Begin

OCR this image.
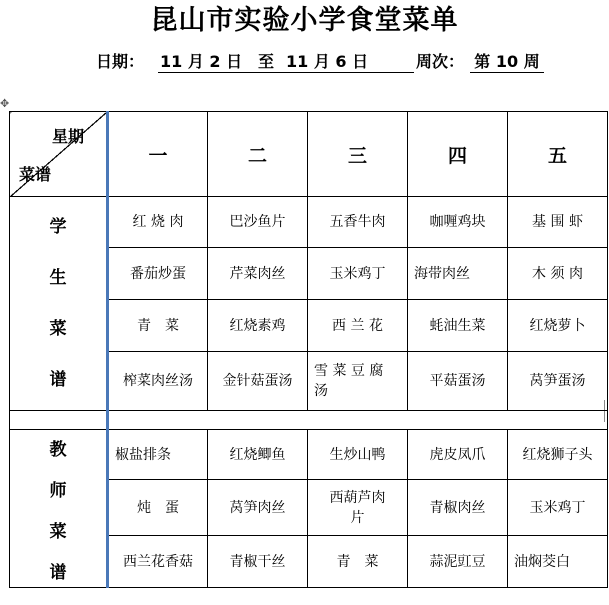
昆山市实验小学食堂菜单
日期： 11 月 2 日 至 11 月 6 日	周次： 第 10 周
✥
星期
菜谱	一	二	三	四	五

学
生
菜
谱	红 烧 肉	巴沙鱼片	五香牛肉	咖喱鸡块	基 围 虾
	番茄炒蛋	芹菜肉丝	玉米鸡丁	海带肉丝	木 须 肉
	青　菜	红烧素鸡	西 兰 花	蚝油生菜	红烧萝卜
	榨菜肉丝汤	金针菇蛋汤	雪 菜 豆 腐 汤	平菇蛋汤	莴笋蛋汤

教
师
菜
谱	椒盐排条	红烧鲫鱼	生炒山鸭	虎皮凤爪	红烧狮子头
	炖　蛋	莴笋肉丝	西葫芦肉 片	青椒肉丝	玉米鸡丁
	西兰花香菇	青椒干丝	青　菜	蒜泥豇豆	油焖茭白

End

**GIVEN PROBLEM:**
Write the records above out again exactly, with no pictures in your copy.

**FULL ANSWER:**
OCR this image.
昆山市实验小学食堂菜单
日期： 11 月 2 日 至 11 月 6 日	周次： 第 10 周
✥
星期
菜谱	一	二	三	四	五

学
生
菜
谱	红 烧 肉	巴沙鱼片	五香牛肉	咖喱鸡块	基 围 虾
	番茄炒蛋	芹菜肉丝	玉米鸡丁	海带肉丝	木 须 肉
	青　菜	红烧素鸡	西 兰 花	蚝油生菜	红烧萝卜
	榨菜肉丝汤	金针菇蛋汤	雪 菜 豆 腐 汤	平菇蛋汤	莴笋蛋汤

教
师
菜
谱	椒盐排条	红烧鲫鱼	生炒山鸭	虎皮凤爪	红烧狮子头
	炖　蛋	莴笋肉丝	西葫芦肉 片	青椒肉丝	玉米鸡丁
	西兰花香菇	青椒干丝	青　菜	蒜泥豇豆	油焖茭白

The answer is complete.